==== SUPPLIED RECORDS ====

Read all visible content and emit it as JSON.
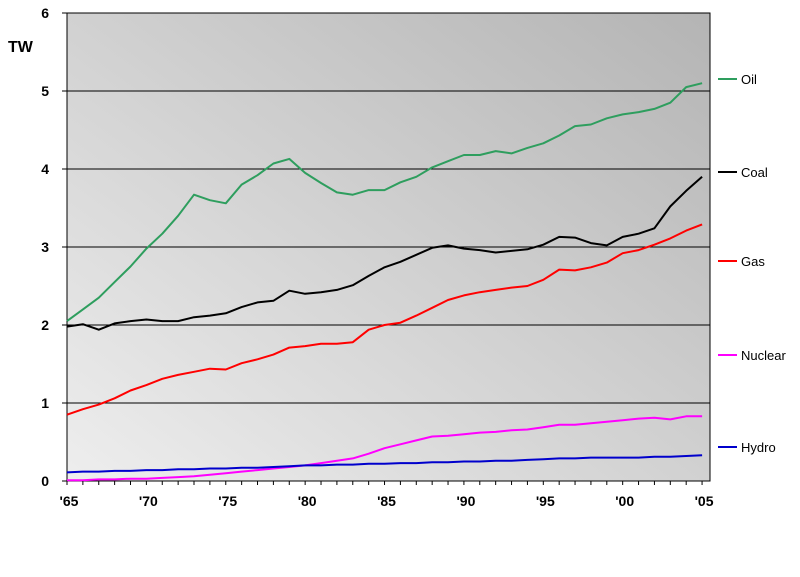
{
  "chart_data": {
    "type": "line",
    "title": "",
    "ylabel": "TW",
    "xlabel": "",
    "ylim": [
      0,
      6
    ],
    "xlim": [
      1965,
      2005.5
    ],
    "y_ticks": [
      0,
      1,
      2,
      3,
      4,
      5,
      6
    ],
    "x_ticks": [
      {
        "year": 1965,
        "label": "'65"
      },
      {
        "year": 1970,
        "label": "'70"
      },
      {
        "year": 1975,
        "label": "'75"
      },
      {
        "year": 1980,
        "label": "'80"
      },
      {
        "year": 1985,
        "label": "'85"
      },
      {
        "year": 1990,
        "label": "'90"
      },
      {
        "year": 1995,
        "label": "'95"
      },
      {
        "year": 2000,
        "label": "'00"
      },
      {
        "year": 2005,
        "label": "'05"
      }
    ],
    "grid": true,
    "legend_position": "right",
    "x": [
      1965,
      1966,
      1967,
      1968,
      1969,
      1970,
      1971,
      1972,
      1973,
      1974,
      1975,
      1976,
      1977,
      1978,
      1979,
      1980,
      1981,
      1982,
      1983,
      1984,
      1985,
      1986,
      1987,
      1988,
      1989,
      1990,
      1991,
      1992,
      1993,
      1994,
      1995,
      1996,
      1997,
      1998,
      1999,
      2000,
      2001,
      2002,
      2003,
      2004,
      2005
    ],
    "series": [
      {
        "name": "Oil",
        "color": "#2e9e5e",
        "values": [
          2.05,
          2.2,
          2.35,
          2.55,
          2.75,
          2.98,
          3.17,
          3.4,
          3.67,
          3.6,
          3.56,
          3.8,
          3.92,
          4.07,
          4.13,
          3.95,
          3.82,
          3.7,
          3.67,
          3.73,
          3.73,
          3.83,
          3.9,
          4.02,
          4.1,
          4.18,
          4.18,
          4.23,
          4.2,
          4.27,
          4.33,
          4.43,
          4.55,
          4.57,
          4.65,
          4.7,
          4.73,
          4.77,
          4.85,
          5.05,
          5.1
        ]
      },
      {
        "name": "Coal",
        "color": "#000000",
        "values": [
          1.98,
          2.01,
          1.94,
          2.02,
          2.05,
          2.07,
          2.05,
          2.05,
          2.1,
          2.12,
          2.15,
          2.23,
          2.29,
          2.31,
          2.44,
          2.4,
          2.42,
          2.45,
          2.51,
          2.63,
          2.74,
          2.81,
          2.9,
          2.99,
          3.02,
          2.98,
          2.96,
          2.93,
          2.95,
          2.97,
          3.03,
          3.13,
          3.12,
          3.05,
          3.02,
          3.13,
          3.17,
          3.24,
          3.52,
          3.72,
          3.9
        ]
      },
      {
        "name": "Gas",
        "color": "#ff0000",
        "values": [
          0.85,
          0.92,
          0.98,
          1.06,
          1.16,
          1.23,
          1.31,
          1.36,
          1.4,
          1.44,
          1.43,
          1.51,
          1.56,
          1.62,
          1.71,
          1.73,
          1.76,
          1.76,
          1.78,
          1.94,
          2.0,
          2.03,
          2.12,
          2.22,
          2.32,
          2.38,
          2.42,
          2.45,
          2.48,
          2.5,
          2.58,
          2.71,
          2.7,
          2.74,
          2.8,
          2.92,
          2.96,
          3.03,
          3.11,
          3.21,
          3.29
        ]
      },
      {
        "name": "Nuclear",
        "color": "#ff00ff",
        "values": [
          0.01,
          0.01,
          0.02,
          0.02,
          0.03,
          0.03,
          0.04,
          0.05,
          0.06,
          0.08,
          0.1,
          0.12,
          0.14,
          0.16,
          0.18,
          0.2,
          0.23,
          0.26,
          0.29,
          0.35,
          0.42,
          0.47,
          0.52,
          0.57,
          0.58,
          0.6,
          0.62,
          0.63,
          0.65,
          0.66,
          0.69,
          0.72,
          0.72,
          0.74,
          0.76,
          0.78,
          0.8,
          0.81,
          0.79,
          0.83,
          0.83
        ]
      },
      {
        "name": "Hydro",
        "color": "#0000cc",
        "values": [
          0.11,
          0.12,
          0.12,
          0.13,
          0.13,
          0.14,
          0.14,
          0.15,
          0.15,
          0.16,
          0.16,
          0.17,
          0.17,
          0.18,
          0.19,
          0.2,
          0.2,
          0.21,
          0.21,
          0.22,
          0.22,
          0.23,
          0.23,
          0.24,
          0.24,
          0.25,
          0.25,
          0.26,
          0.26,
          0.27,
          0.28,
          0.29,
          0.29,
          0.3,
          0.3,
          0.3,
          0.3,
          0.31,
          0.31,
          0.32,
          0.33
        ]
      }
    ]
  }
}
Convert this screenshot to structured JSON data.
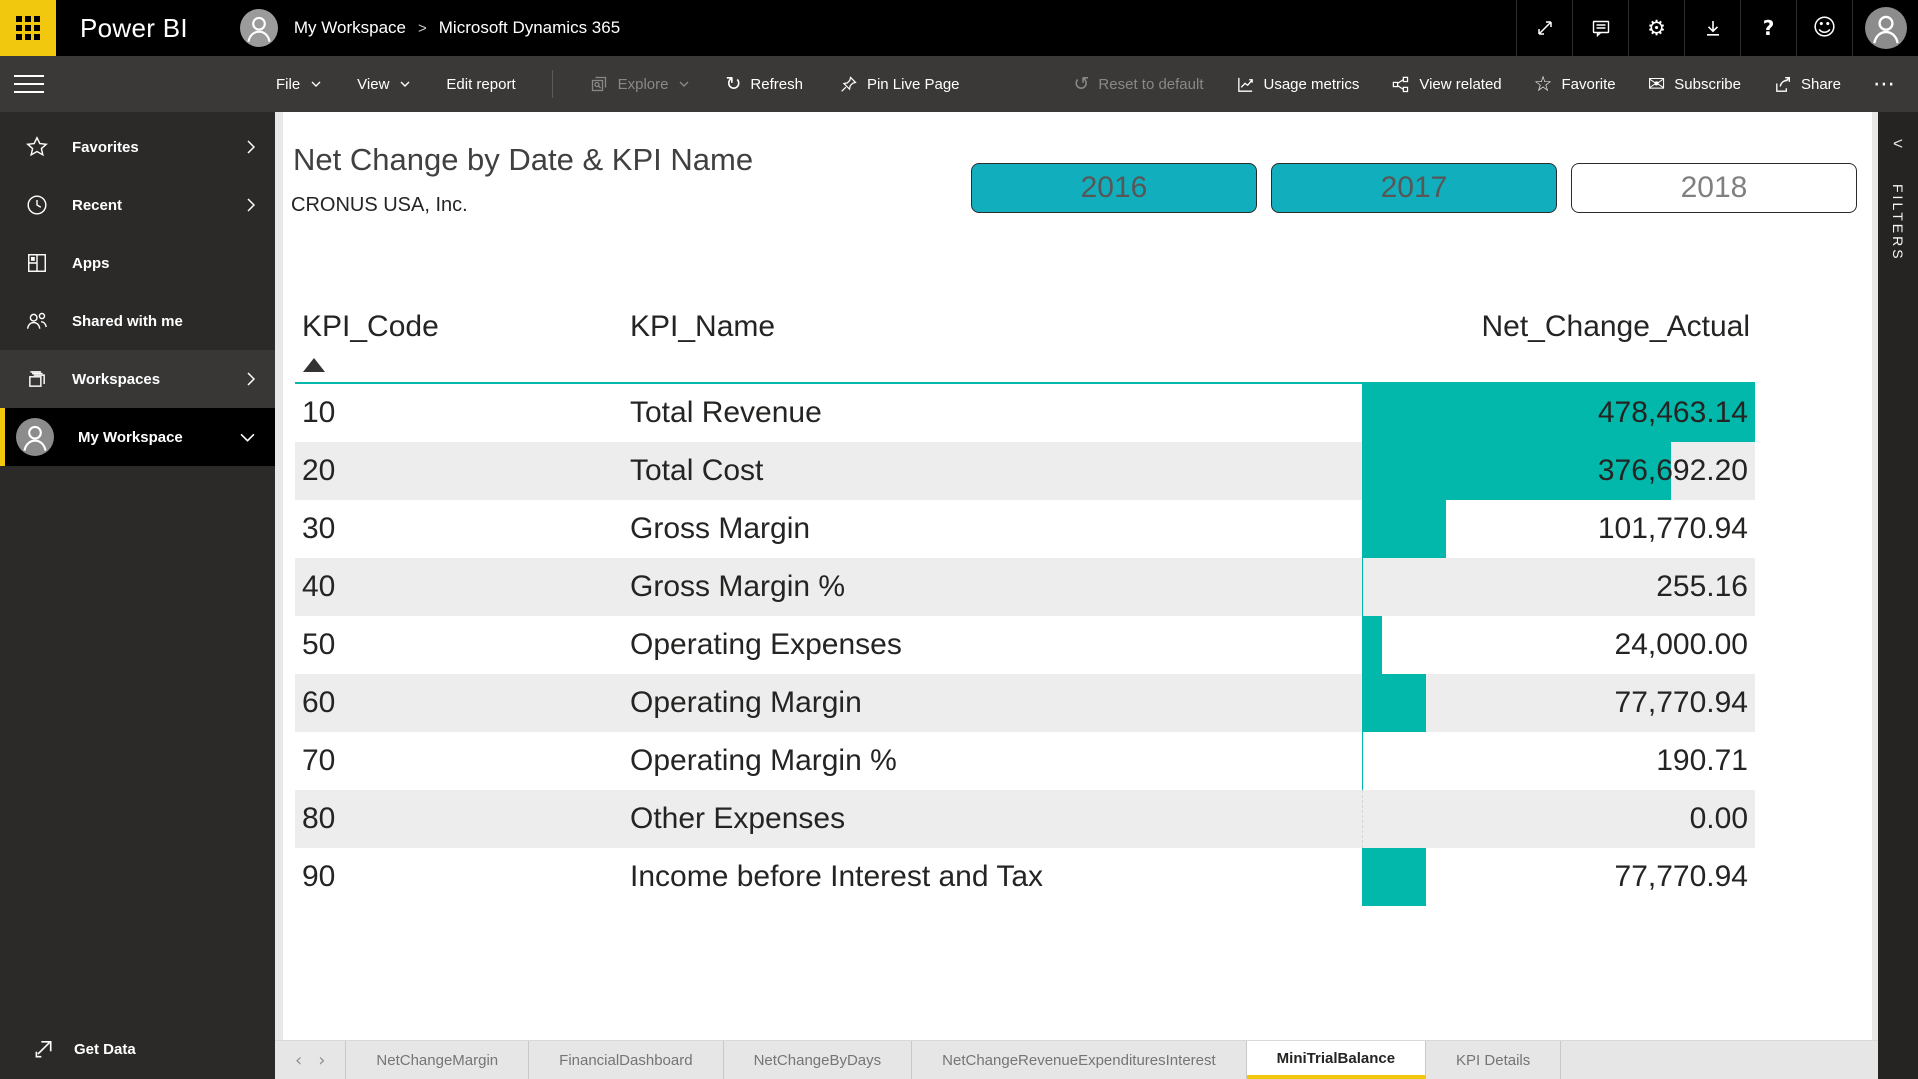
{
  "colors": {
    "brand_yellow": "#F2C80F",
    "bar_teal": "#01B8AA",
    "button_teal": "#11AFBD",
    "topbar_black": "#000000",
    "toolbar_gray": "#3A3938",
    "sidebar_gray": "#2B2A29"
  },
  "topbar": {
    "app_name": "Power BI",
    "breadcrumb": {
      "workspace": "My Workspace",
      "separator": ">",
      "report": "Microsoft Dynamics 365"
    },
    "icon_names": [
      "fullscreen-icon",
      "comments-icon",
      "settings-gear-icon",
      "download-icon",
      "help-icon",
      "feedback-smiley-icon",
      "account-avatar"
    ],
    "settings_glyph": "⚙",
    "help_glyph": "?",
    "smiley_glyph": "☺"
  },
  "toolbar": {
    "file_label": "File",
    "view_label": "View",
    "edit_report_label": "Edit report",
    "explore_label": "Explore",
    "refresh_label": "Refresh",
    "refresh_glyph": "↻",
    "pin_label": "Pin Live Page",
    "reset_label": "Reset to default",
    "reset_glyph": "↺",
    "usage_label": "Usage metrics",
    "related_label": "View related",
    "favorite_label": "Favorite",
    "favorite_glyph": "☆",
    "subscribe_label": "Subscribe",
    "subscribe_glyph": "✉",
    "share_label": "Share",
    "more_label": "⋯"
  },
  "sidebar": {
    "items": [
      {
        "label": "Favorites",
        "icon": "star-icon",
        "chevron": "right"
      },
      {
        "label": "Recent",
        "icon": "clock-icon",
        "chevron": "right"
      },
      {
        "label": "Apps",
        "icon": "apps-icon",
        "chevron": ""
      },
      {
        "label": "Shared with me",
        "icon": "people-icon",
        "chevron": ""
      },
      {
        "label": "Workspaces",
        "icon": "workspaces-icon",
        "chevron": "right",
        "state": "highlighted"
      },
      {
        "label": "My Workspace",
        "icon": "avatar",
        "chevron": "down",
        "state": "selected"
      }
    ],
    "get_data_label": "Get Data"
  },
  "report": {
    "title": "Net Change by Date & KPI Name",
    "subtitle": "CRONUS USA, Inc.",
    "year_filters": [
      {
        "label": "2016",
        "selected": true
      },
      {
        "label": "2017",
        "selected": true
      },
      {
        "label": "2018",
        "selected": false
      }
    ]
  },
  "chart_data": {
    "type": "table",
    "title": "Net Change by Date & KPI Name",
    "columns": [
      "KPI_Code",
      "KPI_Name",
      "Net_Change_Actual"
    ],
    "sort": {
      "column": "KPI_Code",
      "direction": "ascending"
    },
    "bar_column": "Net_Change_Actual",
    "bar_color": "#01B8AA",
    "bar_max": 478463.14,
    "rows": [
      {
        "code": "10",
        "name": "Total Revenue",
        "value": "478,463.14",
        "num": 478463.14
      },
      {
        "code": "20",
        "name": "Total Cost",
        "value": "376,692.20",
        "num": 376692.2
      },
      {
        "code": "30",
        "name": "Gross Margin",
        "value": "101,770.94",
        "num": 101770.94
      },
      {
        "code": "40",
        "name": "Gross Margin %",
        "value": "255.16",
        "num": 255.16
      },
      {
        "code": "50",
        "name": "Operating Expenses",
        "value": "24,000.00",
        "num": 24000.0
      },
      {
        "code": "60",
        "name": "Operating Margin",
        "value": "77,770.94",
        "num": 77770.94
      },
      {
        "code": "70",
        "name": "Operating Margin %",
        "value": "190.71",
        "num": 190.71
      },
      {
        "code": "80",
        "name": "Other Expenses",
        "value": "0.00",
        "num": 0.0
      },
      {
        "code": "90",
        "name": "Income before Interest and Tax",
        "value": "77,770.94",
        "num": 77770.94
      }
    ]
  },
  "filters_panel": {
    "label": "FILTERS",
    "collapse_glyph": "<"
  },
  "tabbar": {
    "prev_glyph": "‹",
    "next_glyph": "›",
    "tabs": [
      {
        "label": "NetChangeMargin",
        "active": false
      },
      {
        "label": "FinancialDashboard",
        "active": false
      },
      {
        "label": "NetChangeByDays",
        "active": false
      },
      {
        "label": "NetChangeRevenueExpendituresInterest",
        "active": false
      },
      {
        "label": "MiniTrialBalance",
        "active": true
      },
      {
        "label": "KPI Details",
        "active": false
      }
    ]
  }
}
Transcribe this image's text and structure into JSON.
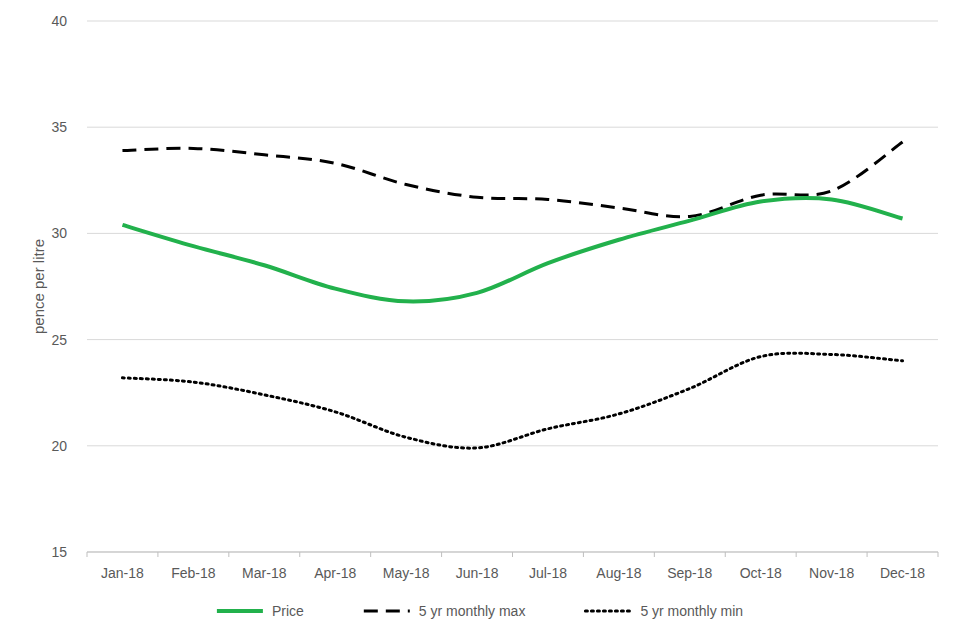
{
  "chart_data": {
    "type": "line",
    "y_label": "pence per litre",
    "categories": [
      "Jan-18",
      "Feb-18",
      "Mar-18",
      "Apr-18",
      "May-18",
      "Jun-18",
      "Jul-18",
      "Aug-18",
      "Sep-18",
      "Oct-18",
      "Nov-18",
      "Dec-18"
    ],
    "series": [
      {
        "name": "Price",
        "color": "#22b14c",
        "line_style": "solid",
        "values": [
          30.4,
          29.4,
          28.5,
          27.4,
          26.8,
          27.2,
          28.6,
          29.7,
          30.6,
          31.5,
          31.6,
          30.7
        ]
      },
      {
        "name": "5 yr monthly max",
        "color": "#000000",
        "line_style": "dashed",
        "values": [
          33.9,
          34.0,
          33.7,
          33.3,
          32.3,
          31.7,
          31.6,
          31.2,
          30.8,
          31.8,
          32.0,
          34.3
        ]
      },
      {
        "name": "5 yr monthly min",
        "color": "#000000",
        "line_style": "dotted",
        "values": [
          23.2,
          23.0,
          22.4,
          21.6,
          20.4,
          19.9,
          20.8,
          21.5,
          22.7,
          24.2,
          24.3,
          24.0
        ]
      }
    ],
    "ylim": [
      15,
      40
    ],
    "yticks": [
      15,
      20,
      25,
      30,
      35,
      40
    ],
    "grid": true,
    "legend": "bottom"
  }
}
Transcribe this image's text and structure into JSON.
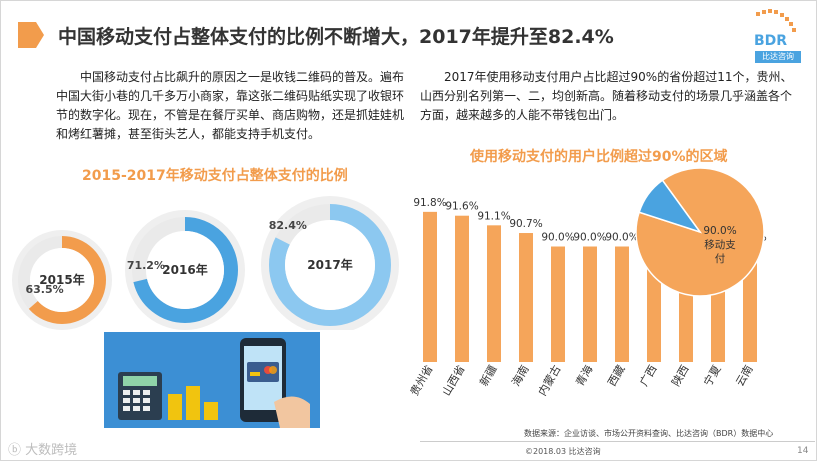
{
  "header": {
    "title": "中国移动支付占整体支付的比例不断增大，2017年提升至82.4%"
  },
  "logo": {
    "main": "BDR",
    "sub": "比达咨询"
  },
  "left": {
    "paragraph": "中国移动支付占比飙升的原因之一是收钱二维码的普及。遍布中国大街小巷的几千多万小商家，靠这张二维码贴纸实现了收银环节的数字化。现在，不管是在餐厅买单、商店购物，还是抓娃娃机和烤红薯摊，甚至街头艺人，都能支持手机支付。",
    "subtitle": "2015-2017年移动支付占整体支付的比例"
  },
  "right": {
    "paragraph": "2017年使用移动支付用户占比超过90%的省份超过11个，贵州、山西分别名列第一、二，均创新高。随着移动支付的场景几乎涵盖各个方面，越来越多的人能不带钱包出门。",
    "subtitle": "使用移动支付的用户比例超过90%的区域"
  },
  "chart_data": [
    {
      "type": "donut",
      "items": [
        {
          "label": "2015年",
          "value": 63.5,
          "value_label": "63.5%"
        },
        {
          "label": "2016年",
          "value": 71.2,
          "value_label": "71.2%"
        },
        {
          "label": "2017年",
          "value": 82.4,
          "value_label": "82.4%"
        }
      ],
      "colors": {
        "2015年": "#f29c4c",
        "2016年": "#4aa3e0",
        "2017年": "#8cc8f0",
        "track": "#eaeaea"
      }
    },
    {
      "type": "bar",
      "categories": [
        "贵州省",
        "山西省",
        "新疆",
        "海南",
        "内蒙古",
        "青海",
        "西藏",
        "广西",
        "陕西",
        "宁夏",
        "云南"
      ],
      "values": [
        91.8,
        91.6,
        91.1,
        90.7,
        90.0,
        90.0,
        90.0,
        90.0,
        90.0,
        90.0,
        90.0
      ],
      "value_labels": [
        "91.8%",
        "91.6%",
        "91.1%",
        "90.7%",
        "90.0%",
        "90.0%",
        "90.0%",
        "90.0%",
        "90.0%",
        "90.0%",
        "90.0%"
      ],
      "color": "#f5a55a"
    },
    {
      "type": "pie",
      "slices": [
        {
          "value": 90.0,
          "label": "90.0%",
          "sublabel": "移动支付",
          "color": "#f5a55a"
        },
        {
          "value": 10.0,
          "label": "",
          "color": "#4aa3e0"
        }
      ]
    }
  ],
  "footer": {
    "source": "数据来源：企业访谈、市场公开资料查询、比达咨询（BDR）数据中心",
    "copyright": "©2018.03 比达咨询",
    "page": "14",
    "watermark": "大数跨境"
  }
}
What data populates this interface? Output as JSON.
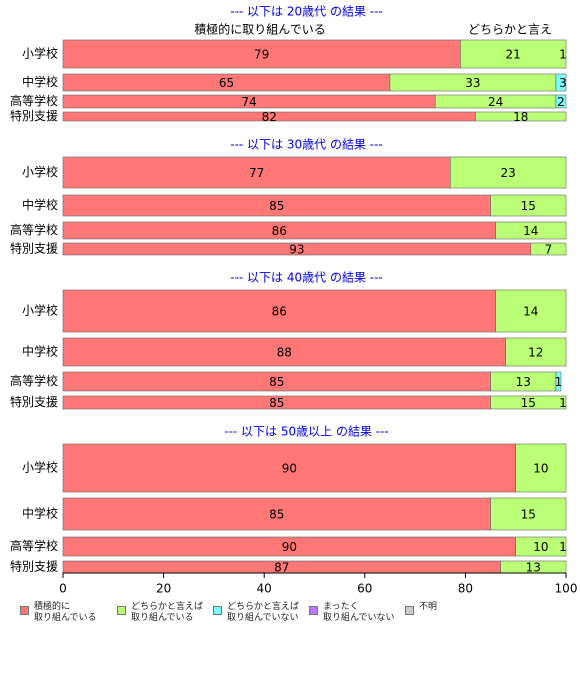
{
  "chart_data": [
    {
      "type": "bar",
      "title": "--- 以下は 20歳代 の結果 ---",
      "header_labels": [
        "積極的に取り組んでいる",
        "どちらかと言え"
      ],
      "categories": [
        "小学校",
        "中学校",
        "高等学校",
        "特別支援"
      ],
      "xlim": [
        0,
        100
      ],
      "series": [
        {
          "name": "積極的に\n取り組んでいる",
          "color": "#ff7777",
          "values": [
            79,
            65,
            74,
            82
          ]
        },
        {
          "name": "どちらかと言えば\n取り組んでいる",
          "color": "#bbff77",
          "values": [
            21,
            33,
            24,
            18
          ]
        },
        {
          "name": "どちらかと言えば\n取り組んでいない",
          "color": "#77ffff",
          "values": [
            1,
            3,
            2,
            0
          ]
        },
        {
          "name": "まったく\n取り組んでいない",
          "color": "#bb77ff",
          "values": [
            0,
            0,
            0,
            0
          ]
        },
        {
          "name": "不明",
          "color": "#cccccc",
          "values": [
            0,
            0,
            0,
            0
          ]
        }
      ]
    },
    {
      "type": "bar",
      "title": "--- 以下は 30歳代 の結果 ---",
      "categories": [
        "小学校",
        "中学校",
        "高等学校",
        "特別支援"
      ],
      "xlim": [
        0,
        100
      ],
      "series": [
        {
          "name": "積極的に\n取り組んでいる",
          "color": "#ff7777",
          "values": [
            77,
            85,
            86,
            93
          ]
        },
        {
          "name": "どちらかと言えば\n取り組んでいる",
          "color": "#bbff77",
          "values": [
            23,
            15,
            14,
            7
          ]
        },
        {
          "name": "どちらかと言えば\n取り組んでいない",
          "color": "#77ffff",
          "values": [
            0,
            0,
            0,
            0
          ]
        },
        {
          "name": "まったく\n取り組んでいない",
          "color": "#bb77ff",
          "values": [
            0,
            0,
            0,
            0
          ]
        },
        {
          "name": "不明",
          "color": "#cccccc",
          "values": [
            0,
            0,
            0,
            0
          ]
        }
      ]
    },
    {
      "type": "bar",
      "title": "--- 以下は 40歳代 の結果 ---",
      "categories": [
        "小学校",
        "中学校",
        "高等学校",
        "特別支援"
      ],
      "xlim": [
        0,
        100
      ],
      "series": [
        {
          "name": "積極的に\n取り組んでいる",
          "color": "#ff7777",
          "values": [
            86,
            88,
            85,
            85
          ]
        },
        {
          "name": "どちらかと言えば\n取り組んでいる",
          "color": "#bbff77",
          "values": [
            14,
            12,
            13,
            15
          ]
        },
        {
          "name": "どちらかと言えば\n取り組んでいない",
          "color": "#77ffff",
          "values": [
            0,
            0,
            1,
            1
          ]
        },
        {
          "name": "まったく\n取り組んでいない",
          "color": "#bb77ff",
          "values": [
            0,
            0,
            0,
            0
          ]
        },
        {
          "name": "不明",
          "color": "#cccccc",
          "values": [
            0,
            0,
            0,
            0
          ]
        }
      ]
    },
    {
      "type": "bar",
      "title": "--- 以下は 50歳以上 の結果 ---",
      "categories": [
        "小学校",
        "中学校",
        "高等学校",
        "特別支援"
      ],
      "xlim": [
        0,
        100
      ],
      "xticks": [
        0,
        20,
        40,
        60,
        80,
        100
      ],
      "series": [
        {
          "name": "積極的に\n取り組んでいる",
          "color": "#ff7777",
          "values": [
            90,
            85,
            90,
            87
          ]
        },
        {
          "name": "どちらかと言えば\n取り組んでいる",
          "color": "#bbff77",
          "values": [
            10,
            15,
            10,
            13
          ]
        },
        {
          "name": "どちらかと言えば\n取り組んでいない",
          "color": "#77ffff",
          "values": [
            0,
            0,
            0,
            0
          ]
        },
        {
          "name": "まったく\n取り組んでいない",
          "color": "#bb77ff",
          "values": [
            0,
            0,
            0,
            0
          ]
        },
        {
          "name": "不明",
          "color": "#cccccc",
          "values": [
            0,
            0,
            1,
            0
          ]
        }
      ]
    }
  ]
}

====

# TASK PROMPT
Tally the lines of the records holding the word "report", then state only the tally.

# RESULT OF THIS TASK
3